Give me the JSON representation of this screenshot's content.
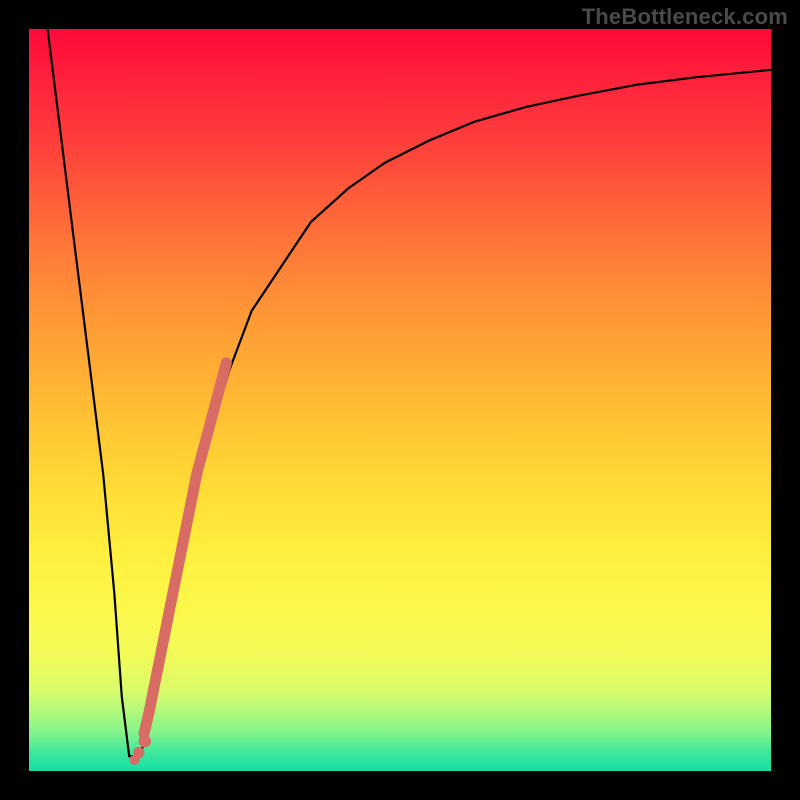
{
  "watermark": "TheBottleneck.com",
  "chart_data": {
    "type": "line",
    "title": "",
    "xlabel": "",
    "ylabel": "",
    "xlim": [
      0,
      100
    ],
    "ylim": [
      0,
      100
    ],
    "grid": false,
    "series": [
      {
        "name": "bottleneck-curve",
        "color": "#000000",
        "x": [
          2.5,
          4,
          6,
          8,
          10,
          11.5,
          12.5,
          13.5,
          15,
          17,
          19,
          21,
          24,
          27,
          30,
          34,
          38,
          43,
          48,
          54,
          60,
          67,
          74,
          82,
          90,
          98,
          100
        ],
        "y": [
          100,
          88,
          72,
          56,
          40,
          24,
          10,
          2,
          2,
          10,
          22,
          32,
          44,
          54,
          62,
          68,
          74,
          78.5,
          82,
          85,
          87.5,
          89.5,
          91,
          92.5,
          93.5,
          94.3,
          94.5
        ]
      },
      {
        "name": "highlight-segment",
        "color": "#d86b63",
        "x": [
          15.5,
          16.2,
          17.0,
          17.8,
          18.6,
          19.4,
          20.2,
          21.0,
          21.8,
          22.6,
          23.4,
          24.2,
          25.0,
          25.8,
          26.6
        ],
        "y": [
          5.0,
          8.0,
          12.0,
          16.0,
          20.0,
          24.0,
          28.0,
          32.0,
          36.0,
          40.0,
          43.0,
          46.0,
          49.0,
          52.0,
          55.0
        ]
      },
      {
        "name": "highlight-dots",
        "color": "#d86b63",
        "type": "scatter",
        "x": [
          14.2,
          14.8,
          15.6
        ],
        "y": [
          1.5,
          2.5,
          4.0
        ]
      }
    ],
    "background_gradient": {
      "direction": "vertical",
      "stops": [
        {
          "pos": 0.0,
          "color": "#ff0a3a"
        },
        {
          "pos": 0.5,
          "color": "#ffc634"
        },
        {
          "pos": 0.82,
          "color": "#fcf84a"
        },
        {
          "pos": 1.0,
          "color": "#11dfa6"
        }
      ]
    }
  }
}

——

EXERCISE REQUIREMENTS:
What is needed is an exact reproduction of the data, pictures excluded.

RESPONSE TO THE TASK:
Give me the JSON representation of this screenshot's content.
{
  "watermark": "TheBottleneck.com",
  "chart_data": {
    "type": "line",
    "title": "",
    "xlabel": "",
    "ylabel": "",
    "xlim": [
      0,
      100
    ],
    "ylim": [
      0,
      100
    ],
    "grid": false,
    "series": [
      {
        "name": "bottleneck-curve",
        "color": "#000000",
        "x": [
          2.5,
          4,
          6,
          8,
          10,
          11.5,
          12.5,
          13.5,
          15,
          17,
          19,
          21,
          24,
          27,
          30,
          34,
          38,
          43,
          48,
          54,
          60,
          67,
          74,
          82,
          90,
          98,
          100
        ],
        "y": [
          100,
          88,
          72,
          56,
          40,
          24,
          10,
          2,
          2,
          10,
          22,
          32,
          44,
          54,
          62,
          68,
          74,
          78.5,
          82,
          85,
          87.5,
          89.5,
          91,
          92.5,
          93.5,
          94.3,
          94.5
        ]
      },
      {
        "name": "highlight-segment",
        "color": "#d86b63",
        "x": [
          15.5,
          16.2,
          17.0,
          17.8,
          18.6,
          19.4,
          20.2,
          21.0,
          21.8,
          22.6,
          23.4,
          24.2,
          25.0,
          25.8,
          26.6
        ],
        "y": [
          5.0,
          8.0,
          12.0,
          16.0,
          20.0,
          24.0,
          28.0,
          32.0,
          36.0,
          40.0,
          43.0,
          46.0,
          49.0,
          52.0,
          55.0
        ]
      },
      {
        "name": "highlight-dots",
        "color": "#d86b63",
        "type": "scatter",
        "x": [
          14.2,
          14.8,
          15.6
        ],
        "y": [
          1.5,
          2.5,
          4.0
        ]
      }
    ],
    "background_gradient": {
      "direction": "vertical",
      "stops": [
        {
          "pos": 0.0,
          "color": "#ff0a3a"
        },
        {
          "pos": 0.5,
          "color": "#ffc634"
        },
        {
          "pos": 0.82,
          "color": "#fcf84a"
        },
        {
          "pos": 1.0,
          "color": "#11dfa6"
        }
      ]
    }
  }
}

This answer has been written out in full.